## [Supplied records]
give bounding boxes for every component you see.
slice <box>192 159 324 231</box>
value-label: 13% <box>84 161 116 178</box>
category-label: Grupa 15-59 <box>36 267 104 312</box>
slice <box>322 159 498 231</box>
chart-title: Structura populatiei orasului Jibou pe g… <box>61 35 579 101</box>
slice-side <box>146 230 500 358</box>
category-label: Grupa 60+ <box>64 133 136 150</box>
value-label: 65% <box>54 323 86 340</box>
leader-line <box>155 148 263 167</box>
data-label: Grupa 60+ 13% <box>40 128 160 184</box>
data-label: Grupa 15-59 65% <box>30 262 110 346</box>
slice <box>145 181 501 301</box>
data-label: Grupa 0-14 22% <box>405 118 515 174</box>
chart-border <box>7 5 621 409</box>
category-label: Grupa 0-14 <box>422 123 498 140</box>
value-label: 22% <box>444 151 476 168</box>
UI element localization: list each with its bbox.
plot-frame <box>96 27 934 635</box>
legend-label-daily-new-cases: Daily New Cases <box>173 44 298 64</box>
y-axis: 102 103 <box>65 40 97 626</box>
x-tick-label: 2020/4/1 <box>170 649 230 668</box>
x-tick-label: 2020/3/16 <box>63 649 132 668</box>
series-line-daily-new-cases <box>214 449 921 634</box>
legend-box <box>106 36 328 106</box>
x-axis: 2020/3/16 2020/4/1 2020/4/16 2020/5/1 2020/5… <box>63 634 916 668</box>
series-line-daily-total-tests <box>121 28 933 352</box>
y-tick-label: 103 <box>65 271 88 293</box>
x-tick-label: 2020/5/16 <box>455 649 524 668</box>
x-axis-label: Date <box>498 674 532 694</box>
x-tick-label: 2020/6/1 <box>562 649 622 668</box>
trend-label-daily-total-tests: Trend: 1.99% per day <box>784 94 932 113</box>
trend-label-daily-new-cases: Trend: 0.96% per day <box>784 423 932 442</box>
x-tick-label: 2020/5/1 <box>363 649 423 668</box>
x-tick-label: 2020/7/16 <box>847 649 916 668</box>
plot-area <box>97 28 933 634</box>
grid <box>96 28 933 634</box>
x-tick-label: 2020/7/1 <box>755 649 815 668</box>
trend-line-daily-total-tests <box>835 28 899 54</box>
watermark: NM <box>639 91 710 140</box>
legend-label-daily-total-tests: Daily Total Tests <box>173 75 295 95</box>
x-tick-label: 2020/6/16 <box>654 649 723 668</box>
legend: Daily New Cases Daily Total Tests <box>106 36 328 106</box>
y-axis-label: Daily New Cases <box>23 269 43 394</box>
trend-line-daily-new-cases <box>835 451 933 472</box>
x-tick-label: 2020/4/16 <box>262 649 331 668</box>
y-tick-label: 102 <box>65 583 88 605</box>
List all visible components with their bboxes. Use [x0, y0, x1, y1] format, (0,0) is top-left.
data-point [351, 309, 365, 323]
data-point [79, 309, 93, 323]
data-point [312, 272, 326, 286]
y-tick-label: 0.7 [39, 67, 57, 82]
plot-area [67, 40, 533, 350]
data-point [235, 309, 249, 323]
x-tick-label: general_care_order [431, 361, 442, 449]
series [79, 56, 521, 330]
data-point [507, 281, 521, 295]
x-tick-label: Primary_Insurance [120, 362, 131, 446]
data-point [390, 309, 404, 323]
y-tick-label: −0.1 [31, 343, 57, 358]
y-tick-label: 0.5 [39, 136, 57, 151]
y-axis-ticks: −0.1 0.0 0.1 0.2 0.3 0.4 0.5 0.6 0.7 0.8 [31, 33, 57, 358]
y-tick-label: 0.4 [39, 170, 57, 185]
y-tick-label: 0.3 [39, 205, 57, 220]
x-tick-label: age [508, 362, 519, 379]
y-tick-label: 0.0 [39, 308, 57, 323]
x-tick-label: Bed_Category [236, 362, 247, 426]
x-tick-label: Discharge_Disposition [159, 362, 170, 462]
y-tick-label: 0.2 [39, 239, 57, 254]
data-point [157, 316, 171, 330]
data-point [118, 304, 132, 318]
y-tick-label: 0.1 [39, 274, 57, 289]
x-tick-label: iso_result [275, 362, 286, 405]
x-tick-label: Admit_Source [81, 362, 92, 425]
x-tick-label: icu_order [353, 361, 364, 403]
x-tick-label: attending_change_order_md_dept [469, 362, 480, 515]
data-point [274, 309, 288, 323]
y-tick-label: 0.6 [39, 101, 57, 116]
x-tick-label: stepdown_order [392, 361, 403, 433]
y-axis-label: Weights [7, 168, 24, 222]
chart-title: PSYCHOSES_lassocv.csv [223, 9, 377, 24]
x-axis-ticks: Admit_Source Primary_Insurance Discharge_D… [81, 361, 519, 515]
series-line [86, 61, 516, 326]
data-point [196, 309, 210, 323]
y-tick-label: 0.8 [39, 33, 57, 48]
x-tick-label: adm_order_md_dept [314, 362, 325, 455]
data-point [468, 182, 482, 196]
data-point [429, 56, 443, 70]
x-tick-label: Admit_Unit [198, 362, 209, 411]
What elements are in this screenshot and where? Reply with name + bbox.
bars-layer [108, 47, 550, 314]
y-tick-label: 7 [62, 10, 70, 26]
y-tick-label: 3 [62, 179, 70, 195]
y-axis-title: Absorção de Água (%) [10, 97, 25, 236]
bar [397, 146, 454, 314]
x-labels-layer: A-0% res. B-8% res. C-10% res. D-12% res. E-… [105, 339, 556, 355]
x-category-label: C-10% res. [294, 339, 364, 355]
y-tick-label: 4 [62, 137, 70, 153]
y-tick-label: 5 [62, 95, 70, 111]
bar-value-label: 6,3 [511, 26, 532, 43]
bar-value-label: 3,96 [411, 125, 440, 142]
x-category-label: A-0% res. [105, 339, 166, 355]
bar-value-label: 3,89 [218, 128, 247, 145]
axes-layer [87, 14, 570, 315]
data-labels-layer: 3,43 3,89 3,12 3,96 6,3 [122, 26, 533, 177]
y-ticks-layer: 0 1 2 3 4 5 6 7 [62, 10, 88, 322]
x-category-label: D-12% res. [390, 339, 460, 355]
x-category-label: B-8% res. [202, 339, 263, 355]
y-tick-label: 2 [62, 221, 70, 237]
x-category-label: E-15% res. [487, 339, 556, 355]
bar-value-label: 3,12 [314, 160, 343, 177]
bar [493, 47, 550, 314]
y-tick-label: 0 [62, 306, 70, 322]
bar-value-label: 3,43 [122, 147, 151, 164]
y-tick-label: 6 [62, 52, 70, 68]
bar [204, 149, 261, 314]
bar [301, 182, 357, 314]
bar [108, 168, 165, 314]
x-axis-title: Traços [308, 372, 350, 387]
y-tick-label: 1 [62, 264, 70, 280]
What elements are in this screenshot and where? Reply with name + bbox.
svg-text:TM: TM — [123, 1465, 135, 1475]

## [Directions for this task]
Turn the records above into a Markdown table with two columns, "No." for the row number and "Entry" for the line itself. Skip any blank lines.

## [The result]
| No. | Entry |
|---|---|
| 1 | give bounding boxes for every component you see. |
| 2 | slice <box>192 159 324 231</box> |
| 3 | value-label: 13% <box>84 161 116 178</box> |
| 4 | category-label: Grupa 15-59 <box>36 267 104 312</box> |
| 5 | slice <box>322 159 498 231</box> |
| 6 | chart-title: Structura populatiei orasului Jibou pe g… <box>61 35 579 101</box> |
| 7 | slice-side <box>146 230 500 358</box> |
| 8 | category-label: Grupa 60+ <box>64 133 136 150</box> |
| 9 | value-label: 65% <box>54 323 86 340</box> |
| 10 | leader-line <box>155 148 263 167</box> |
| 11 | data-label: Grupa 60+ 13% <box>40 128 160 184</box> |
| 12 | data-label: Grupa 15-59 65% <box>30 262 110 346</box> |
| 13 | slice <box>145 181 501 301</box> |
| 14 | data-label: Grupa 0-14 22% <box>405 118 515 174</box> |
| 15 | chart-border <box>7 5 621 409</box> |
| 16 | category-label: Grupa 0-14 <box>422 123 498 140</box> |
| 17 | value-label: 22% <box>444 151 476 168</box> |
| 18 | UI element localization: list each with its bbox. |
| 19 | plot-frame <box>96 27 934 635</box> |
| 20 | legend-label-daily-new-cases: Daily New Cases <box>173 44 298 64</box> |
| 21 | y-axis: 102 103 <box>65 40 97 626</box> |
| 22 | x-tick-label: 2020/4/1 <box>170 649 230 668</box> |
| 23 | x-tick-label: 2020/3/16 <box>63 649 132 668</box> |
| 24 | series-line-daily-new-cases <box>214 449 921 634</box> |
| 25 | legend-box <box>106 36 328 106</box> |
| 26 | x-axis: 2020/3/16 2020/4/1 2020/4/16 2020/5/1 2020/5… <box>63 634 916 668</box> |
| 27 | series-line-daily-total-tests <box>121 28 933 352</box> |
| 28 | y-tick-label: 103 <box>65 271 88 293</box> |
| 29 | x-tick-label: 2020/5/16 <box>455 649 524 668</box> |
| 30 | x-axis-label: Date <box>498 674 532 694</box> |
| 31 | x-tick-label: 2020/6/1 <box>562 649 622 668</box> |
| 32 | trend-label-daily-total-tests: Trend: 1.99% per day <box>784 94 932 113</box> |
| 33 | trend-label-daily-new-cases: Trend: 0.96% per day <box>784 423 932 442</box> |
| 34 | x-tick-label: 2020/5/1 <box>363 649 423 668</box> |
| 35 | x-tick-label: 2020/7/16 <box>847 649 916 668</box> |
| 36 | plot-area <box>97 28 933 634</box> |
| 37 | grid <box>96 28 933 634</box> |
| 38 | x-tick-label: 2020/7/1 <box>755 649 815 668</box> |
| 39 | trend-line-daily-total-tests <box>835 28 899 54</box> |
| 40 | watermark: NM <box>639 91 710 140</box> |
| 41 | legend-label-daily-total-tests: Daily Total Tests <box>173 75 295 95</box> |
| 42 | x-tick-label: 2020/6/16 <box>654 649 723 668</box> |
| 43 | legend: Daily New Cases Daily Total Tests <box>106 36 328 106</box> |
| 44 | y-axis-label: Daily New Cases <box>23 269 43 394</box> |
| 45 | trend-line-daily-new-cases <box>835 451 933 472</box> |
| 46 | x-tick-label: 2020/4/16 <box>262 649 331 668</box> |
| 47 | y-tick-label: 102 <box>65 583 88 605</box> |
| 48 | List all visible components with their bboxes. Use [x0, y0, x1, y1] format, (0,0) is top-left. |
| 49 | data-point [351, 309, 365, 323] |
| 50 | data-point [79, 309, 93, 323] |
| 51 | data-point [312, 272, 326, 286] |
| 52 | y-tick-label: 0.7 [39, 67, 57, 82] |
| 53 | plot-area [67, 40, 533, 350] |
| 54 | data-point [235, 309, 249, 323] |
| 55 | x-tick-label: general_care_order [431, 361, 442, 449] |
| 56 | series [79, 56, 521, 330] |
| 57 | data-point [507, 281, 521, 295] |
| 58 | x-tick-label: Primary_Insurance [120, 362, 131, 446] |
| 59 | data-point [390, 309, 404, 323] |
| 60 | y-tick-label: −0.1 [31, 343, 57, 358] |
| 61 | y-tick-label: 0.5 [39, 136, 57, 151] |
| 62 | y-axis-ticks: −0.1 0.0 0.1 0.2 0.3 0.4 0.5 0.6 0.7 0.8 [31, 33, 57, 358] |
| 63 | y-tick-label: 0.4 [39, 170, 57, 185] |
| 64 | y-tick-label: 0.3 [39, 205, 57, 220] |
| 65 | x-tick-label: age [508, 362, 519, 379] |
| 66 | y-tick-label: 0.0 [39, 308, 57, 323] |
| 67 | x-tick-label: Bed_Category [236, 362, 247, 426] |
| 68 | x-tick-label: Discharge_Disposition [159, 362, 170, 462] |
| 69 | y-tick-label: 0.2 [39, 239, 57, 254] |
| 70 | data-point [157, 316, 171, 330] |
| 71 | data-point [118, 304, 132, 318] |
| 72 | y-tick-label: 0.1 [39, 274, 57, 289] |
| 73 | x-tick-label: iso_result [275, 362, 286, 405] |
| 74 | x-tick-label: Admit_Source [81, 362, 92, 425] |
| 75 | x-tick-label: icu_order [353, 361, 364, 403] |
| 76 | x-tick-label: attending_change_order_md_dept [469, 362, 480, 515] |
| 77 | data-point [274, 309, 288, 323] |
| 78 | y-tick-label: 0.6 [39, 101, 57, 116] |
| 79 | x-tick-label: stepdown_order [392, 361, 403, 433] |
| 80 | y-axis-label: Weights [7, 168, 24, 222] |
| 81 | chart-title: PSYCHOSES_lassocv.csv [223, 9, 377, 24] |
| 82 | x-axis-ticks: Admit_Source Primary_Insurance Discharge_D… [81, 361, 519, 515] |
| 83 | series-line [86, 61, 516, 326] |
| 84 | data-point [196, 309, 210, 323] |
| 85 | y-tick-label: 0.8 [39, 33, 57, 48] |
| 86 | x-tick-label: adm_order_md_dept [314, 362, 325, 455] |
| 87 | data-point [468, 182, 482, 196] |
| 88 | data-point [429, 56, 443, 70] |
| 89 | x-tick-label: Admit_Unit [198, 362, 209, 411] |
| 90 | What elements are in this screenshot and where? Reply with name + bbox. |
| 91 | bars-layer [108, 47, 550, 314] |
| 92 | y-tick-label: 7 [62, 10, 70, 26] |
| 93 | y-tick-label: 3 [62, 179, 70, 195] |
| 94 | y-axis-title: Absorção de Água (%) [10, 97, 25, 236] |
| 95 | bar [397, 146, 454, 314] |
| 96 | x-labels-layer: A-0% res. B-8% res. C-10% res. D-12% res. E-… [105, 339, 556, 355] |
| 97 | x-category-label: C-10% res. [294, 339, 364, 355] |
| 98 | y-tick-label: 4 [62, 137, 70, 153] |
| 99 | y-tick-label: 5 [62, 95, 70, 111] |
| 100 | bar-value-label: 6,3 [511, 26, 532, 43] |
| 101 | bar-value-label: 3,96 [411, 125, 440, 142] |
| 102 | x-category-label: A-0% res. [105, 339, 166, 355] |
| 103 | bar-value-label: 3,89 [218, 128, 247, 145] |
| 104 | axes-layer [87, 14, 570, 315] |
| 105 | data-labels-layer: 3,43 3,89 3,12 3,96 6,3 [122, 26, 533, 177] |
| 106 | y-ticks-layer: 0 1 2 3 4 5 6 7 [62, 10, 88, 322] |
| 107 | x-category-label: D-12% res. [390, 339, 460, 355] |
| 108 | x-category-label: B-8% res. [202, 339, 263, 355] |
| 109 | y-tick-label: 2 [62, 221, 70, 237] |
| 110 | x-category-label: E-15% res. [487, 339, 556, 355] |
| 111 | bar-value-label: 3,12 [314, 160, 343, 177] |
| 112 | bar [493, 47, 550, 314] |
| 113 | y-tick-label: 0 [62, 306, 70, 322] |
| 114 | bar-value-label: 3,43 [122, 147, 151, 164] |
| 115 | y-tick-label: 6 [62, 52, 70, 68] |
| 116 | bar [204, 149, 261, 314] |
| 117 | bar [301, 182, 357, 314] |
| 118 | bar [108, 168, 165, 314] |
| 119 | x-axis-title: Traços [308, 372, 350, 387] |
| 120 | y-tick-label: 1 [62, 264, 70, 280] |
| 121 | What elements are in this screenshot and where? Reply with name + bbox. |
| 122 | svg-text:TM: TM — [123, 1465, 135, 1475] |